■ Given request ■
Pick out every line holding the string "Output" and copy it.

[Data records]

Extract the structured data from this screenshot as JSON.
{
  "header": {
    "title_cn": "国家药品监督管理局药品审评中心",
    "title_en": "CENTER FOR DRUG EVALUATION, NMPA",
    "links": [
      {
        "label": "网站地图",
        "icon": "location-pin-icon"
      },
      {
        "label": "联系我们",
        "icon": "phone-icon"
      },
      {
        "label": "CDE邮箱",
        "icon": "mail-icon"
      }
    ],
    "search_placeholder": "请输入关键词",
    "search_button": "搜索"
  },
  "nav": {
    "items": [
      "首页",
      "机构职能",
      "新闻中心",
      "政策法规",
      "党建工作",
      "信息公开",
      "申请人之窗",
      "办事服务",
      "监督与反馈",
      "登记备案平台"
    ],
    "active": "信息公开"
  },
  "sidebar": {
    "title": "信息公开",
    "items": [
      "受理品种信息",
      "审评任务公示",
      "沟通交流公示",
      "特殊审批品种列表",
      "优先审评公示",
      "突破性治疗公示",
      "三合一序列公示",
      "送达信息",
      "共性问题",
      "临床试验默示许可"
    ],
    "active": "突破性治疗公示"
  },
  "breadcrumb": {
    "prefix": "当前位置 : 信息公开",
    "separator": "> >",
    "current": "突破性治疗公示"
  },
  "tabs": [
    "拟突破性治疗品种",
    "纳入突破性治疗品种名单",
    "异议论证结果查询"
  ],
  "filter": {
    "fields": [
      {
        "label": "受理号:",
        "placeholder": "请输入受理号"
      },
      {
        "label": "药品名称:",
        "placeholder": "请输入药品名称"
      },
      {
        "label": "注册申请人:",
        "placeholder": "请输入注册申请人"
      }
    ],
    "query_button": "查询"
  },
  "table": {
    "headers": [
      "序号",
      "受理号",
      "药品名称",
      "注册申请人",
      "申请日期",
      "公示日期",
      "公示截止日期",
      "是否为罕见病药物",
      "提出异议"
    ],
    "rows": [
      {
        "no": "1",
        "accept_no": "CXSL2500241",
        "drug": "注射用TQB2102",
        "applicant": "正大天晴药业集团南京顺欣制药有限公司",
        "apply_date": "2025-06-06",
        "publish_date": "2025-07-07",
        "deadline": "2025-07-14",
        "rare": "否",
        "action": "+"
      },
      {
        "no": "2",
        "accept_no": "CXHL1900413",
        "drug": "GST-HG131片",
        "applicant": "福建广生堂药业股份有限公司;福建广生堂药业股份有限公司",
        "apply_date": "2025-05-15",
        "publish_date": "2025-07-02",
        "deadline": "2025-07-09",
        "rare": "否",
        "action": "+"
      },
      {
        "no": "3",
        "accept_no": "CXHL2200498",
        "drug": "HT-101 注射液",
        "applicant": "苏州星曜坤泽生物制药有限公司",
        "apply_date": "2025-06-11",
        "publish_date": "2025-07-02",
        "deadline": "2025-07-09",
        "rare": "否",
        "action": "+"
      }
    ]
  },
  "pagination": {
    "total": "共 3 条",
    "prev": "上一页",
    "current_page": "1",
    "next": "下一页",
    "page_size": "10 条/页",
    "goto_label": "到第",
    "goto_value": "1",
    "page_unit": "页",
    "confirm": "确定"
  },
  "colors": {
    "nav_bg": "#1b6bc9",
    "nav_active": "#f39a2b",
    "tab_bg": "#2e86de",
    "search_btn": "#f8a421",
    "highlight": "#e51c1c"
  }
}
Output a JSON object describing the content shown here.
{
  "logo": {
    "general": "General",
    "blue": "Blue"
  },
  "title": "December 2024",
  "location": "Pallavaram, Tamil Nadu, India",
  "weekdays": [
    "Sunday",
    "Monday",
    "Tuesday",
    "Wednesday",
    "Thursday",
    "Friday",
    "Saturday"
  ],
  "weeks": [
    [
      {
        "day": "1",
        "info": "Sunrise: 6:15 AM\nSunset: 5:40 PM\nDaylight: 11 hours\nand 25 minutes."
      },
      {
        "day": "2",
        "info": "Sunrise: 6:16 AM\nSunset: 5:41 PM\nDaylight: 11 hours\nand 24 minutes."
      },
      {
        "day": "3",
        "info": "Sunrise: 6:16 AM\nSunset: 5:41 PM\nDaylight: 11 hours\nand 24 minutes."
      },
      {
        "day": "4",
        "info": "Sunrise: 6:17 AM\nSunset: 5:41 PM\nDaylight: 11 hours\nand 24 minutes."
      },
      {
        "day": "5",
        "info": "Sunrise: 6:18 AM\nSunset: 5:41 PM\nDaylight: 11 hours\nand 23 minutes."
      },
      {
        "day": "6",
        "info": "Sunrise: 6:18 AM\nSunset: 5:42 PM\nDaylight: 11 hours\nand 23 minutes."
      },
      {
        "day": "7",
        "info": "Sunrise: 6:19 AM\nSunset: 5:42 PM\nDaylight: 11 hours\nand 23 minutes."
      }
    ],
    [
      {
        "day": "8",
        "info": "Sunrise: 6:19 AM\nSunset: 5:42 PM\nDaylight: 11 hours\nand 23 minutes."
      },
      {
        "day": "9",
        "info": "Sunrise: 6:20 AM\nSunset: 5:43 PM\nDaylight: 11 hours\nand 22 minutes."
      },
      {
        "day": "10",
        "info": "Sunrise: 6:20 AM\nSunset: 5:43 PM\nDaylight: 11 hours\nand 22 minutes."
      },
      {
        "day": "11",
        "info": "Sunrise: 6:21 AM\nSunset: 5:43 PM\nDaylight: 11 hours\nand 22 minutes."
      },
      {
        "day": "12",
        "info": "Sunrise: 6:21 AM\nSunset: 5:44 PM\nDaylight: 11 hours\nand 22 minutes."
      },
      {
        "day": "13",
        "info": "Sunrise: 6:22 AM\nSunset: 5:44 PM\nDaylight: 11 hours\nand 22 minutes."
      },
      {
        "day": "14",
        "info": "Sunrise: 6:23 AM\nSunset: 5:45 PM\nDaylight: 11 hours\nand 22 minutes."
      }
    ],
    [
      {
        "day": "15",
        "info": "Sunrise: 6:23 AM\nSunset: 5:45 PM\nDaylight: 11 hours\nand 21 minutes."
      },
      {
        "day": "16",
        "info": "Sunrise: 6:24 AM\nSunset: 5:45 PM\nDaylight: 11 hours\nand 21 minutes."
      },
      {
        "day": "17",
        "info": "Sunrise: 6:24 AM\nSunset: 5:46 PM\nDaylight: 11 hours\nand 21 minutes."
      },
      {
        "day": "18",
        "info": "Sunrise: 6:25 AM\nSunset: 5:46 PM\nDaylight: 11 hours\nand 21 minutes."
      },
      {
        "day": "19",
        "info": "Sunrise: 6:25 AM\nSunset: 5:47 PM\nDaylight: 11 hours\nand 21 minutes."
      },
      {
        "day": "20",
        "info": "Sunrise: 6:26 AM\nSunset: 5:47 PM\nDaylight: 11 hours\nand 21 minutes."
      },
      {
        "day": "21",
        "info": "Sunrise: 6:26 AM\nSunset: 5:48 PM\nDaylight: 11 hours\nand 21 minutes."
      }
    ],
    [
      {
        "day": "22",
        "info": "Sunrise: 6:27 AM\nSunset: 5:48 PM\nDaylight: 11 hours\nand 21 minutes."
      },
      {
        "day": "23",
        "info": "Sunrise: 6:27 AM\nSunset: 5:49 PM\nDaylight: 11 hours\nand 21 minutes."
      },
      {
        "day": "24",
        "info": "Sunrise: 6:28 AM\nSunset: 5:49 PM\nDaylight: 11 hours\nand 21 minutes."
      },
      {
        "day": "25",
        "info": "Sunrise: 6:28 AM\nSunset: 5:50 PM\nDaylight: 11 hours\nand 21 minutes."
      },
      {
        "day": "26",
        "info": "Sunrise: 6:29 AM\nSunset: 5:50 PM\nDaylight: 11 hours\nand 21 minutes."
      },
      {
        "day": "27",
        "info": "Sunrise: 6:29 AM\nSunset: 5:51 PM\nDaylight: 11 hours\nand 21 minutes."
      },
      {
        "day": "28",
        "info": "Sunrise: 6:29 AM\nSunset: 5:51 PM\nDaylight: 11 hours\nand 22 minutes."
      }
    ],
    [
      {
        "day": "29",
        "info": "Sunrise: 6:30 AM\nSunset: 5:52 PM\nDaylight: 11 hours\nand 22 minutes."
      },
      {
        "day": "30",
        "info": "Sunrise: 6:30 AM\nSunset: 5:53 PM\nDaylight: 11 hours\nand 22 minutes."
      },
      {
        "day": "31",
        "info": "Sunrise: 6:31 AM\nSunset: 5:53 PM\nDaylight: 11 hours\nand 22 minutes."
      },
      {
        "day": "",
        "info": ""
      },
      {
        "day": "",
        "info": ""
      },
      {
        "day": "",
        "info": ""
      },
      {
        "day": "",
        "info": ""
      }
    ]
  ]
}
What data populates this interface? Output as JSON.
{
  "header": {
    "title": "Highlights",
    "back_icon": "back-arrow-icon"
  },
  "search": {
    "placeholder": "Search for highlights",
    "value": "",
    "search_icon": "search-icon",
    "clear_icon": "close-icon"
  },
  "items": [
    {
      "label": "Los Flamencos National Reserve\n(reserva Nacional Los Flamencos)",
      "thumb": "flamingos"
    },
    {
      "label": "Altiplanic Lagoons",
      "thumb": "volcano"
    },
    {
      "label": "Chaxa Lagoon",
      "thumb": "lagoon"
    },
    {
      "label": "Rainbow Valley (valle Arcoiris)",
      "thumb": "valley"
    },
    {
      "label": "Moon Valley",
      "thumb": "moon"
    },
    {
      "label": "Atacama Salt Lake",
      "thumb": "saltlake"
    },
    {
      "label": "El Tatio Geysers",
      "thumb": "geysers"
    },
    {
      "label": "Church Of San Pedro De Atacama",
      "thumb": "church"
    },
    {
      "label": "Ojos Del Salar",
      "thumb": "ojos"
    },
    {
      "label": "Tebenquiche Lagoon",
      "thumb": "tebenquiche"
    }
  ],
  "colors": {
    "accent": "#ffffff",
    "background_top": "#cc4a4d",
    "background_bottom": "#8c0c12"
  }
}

■ Complete answer ■
Output a JSON object describing the content shown here.
What data populates this interface? Output as JSON.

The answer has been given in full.